--- 任务要求 ---
**1)** 将原文节选中以“2.4 Eureka 的多级缓存设计”开头的段落改写为要点列表，保留其主要事实。
**2)** 请将条目中从开头起、直至包含“lyric: 一 個 — [150, 168, 188, 187]”的那一行为止（首尾两行均包括在内）的全部内容改写为编号列表，略去空行。

--- 原文节选 ---
::::::::::

2.3.4 小结 至此,我们就把服务注册在客户端和服务端的处理过程做了一个详细的分析,实际上在Eureka Server端,会把客户端的地址信息保存到ConcurrentHashMap中存储。并且服务提供者和注册中心之间,会建立一个心跳检测机制。用于监控服务提供者的健康状态。

2.4 Eureka 的多级缓存设计 Eureka Server存在三个变量:(registry、readWriteCacheMap、readOnlyCacheMap)保存服务注册信息,默认情况下定时任务每30s将readWriteCacheMap同步至readOnlyCacheMap,每60s清理超过90s未续约的节点,Eureka Client每30s从readOnlyCacheMap更新服务注册信息,而客户端服务的注册则从registry更新服务注册信息。

2.4.1 多级缓存的意义 这里为什么要设计多级缓存呢?原因很简单,就是当存在大规模的服务注册和更新时,如果只是修改一个ConcurrentHashMap数据,那么势必因为锁的存在导致竞争,影响性能。

而Eureka又是AP模型,只需要满足最终可用就行。所以它在这里用到多级缓存来实现读写分离。注册方法写的时候直接写内存注册表,写完表之后主动失效读写缓存。

获取注册信息接口先从只读缓存取,只读缓存没有再去读写缓存取,读写缓存没有再去内存注册表里取(不只是取,此处较复杂)。并且,读写缓存会更新回写只读缓存

  • responseCacheUpdateIntervalMs : readOnlyCacheMap 缓存更新的定时器时间间隔,默认为30秒
  • responseCacheAutoExpirationInSeconds : readWriteCacheMap 缓存过期时间,默认为 180 秒。 2.4.2 服务注册的缓存失效 在AbstractInstanceRegistry.register方法的最后,会调用invalidateCache(registrant.getAppName(), registrant.getVIPAddress(),registrant.getSecureVipAddress()); 方法,使得读写缓存失效。

::::::::::

[框标注数据]
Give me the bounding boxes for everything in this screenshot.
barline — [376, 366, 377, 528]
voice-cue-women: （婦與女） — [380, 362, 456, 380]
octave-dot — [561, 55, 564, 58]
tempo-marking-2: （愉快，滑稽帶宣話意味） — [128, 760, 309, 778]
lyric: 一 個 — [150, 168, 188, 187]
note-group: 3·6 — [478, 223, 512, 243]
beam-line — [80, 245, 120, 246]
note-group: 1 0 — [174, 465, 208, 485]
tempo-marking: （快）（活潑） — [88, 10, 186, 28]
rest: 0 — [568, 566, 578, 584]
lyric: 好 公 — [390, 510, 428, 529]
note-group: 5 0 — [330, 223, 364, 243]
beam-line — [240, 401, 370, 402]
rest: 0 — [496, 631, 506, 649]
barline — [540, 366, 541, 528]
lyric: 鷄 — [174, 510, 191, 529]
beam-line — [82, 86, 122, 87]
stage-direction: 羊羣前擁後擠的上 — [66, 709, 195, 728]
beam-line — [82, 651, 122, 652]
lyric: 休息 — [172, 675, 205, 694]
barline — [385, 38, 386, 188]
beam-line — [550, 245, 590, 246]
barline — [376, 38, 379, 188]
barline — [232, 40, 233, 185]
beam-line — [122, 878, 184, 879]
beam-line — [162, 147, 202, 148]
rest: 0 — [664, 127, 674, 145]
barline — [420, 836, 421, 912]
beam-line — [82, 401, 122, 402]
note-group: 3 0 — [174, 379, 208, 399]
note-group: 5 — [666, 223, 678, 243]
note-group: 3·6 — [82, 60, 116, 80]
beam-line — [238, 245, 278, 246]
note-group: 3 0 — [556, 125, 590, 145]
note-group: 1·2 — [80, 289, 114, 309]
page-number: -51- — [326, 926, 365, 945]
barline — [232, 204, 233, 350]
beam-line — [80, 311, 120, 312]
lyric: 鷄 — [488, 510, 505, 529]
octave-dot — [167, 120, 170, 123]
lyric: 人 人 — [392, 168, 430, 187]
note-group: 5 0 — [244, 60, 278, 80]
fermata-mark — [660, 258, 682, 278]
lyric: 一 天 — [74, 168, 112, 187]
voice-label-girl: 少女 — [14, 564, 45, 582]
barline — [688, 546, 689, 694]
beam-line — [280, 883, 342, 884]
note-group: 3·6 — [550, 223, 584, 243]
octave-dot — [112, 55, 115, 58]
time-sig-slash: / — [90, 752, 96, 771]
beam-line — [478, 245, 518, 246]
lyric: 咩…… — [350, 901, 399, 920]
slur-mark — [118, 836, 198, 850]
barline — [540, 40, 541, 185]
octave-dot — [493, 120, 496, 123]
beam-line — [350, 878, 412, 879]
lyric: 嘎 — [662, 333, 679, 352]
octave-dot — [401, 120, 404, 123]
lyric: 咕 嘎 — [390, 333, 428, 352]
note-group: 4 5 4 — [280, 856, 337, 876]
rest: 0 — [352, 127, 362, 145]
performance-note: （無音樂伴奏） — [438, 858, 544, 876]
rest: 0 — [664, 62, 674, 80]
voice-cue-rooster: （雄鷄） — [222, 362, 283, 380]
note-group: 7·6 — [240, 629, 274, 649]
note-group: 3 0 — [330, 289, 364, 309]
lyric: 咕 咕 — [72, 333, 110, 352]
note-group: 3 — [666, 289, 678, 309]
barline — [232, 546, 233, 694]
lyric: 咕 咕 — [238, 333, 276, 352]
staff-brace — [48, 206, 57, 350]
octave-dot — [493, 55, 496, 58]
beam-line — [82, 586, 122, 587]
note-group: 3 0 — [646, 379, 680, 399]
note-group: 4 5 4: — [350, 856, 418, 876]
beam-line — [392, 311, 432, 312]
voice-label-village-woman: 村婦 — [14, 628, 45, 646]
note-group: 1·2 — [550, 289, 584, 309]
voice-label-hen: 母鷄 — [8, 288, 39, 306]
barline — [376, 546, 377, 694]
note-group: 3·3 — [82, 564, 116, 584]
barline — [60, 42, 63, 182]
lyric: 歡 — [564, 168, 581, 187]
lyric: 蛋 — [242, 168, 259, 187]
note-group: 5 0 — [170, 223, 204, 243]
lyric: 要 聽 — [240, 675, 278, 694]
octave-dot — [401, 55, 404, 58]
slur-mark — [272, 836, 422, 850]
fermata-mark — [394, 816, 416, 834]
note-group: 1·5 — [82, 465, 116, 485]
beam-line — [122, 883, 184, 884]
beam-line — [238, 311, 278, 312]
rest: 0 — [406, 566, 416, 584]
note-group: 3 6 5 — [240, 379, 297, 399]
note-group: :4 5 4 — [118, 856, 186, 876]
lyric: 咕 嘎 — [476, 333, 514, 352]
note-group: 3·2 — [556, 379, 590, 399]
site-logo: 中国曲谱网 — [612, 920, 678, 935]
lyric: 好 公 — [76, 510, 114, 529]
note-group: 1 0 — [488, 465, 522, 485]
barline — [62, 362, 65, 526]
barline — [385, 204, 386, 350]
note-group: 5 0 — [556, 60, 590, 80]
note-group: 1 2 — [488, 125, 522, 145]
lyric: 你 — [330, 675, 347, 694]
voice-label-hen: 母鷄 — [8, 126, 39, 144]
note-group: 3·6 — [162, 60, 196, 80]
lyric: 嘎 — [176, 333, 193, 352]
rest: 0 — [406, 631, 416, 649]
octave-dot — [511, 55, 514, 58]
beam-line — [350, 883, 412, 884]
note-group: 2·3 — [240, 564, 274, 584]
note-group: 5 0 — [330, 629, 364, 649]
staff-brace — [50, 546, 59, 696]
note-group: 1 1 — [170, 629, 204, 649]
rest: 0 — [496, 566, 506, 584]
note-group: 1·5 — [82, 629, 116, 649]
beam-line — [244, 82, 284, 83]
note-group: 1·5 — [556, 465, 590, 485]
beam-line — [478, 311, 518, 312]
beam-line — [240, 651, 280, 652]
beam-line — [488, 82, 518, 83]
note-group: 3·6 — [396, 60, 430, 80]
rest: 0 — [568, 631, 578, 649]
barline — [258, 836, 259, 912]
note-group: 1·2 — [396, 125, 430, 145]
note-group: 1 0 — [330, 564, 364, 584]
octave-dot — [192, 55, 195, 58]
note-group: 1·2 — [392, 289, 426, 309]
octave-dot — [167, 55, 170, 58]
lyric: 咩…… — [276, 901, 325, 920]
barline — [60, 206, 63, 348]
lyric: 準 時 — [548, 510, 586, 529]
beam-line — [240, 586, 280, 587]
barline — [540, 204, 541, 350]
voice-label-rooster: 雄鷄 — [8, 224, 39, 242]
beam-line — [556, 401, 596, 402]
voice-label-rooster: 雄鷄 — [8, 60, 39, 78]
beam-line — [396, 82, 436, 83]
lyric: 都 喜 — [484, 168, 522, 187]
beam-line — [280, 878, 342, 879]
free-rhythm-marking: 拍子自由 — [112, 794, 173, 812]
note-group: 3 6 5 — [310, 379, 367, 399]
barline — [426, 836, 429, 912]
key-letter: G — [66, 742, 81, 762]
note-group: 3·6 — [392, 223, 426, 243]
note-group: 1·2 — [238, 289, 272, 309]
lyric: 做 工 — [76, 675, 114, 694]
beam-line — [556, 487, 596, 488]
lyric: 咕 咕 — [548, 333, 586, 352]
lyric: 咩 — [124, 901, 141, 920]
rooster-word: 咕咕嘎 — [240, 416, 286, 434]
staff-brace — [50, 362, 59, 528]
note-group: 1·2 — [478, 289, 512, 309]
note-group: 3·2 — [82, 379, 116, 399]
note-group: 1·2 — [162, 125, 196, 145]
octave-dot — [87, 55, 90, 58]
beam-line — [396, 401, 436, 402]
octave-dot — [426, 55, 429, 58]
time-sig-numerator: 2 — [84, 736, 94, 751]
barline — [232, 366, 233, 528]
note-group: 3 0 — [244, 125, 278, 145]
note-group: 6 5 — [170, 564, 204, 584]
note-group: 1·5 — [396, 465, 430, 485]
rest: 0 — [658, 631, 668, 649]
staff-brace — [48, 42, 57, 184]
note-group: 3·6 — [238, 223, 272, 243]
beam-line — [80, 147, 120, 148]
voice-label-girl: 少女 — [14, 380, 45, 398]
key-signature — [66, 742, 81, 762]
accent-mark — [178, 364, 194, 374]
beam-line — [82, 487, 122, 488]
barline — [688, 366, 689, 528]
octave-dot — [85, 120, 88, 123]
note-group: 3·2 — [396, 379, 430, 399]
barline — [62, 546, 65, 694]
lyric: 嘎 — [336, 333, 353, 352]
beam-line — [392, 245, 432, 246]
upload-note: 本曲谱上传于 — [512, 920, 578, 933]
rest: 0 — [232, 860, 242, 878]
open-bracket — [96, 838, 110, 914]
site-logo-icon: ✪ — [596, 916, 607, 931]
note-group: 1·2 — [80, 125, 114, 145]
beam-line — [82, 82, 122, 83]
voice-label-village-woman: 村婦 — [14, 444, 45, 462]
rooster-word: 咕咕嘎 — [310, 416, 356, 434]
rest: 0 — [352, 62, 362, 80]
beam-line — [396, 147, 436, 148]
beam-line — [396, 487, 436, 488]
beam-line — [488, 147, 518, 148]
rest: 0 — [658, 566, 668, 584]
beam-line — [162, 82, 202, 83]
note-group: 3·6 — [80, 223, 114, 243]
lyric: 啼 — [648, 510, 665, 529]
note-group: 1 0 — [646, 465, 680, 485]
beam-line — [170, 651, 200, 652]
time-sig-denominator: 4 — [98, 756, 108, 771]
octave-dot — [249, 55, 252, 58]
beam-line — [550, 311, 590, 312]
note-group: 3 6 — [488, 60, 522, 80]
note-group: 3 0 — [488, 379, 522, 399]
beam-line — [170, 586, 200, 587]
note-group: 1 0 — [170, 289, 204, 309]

::::::::::

--- 参考答案 ---
**1)**
- Eureka Server 使用三个变量保存服务注册信息：registry、readWriteCacheMap、readOnlyCacheMap。
- 默认情况下，定时任务每30秒将 readWriteCacheMap 同步至 readOnlyCacheMap。
- 每60秒清理超过90秒未续约的节点。
- Eureka Client 每30秒从 readOnlyCacheMap 更新服务注册信息。
- 客户端服务的注册则从 registry 更新服务注册信息。

**2)**
1. Give me the bounding boxes for everything in this screenshot.
2. barline — [376, 366, 377, 528]
3. voice-cue-women: （婦與女） — [380, 362, 456, 380]
4. octave-dot — [561, 55, 564, 58]
5. tempo-marking-2: （愉快，滑稽帶宣話意味） — [128, 760, 309, 778]
6. lyric: 一 個 — [150, 168, 188, 187]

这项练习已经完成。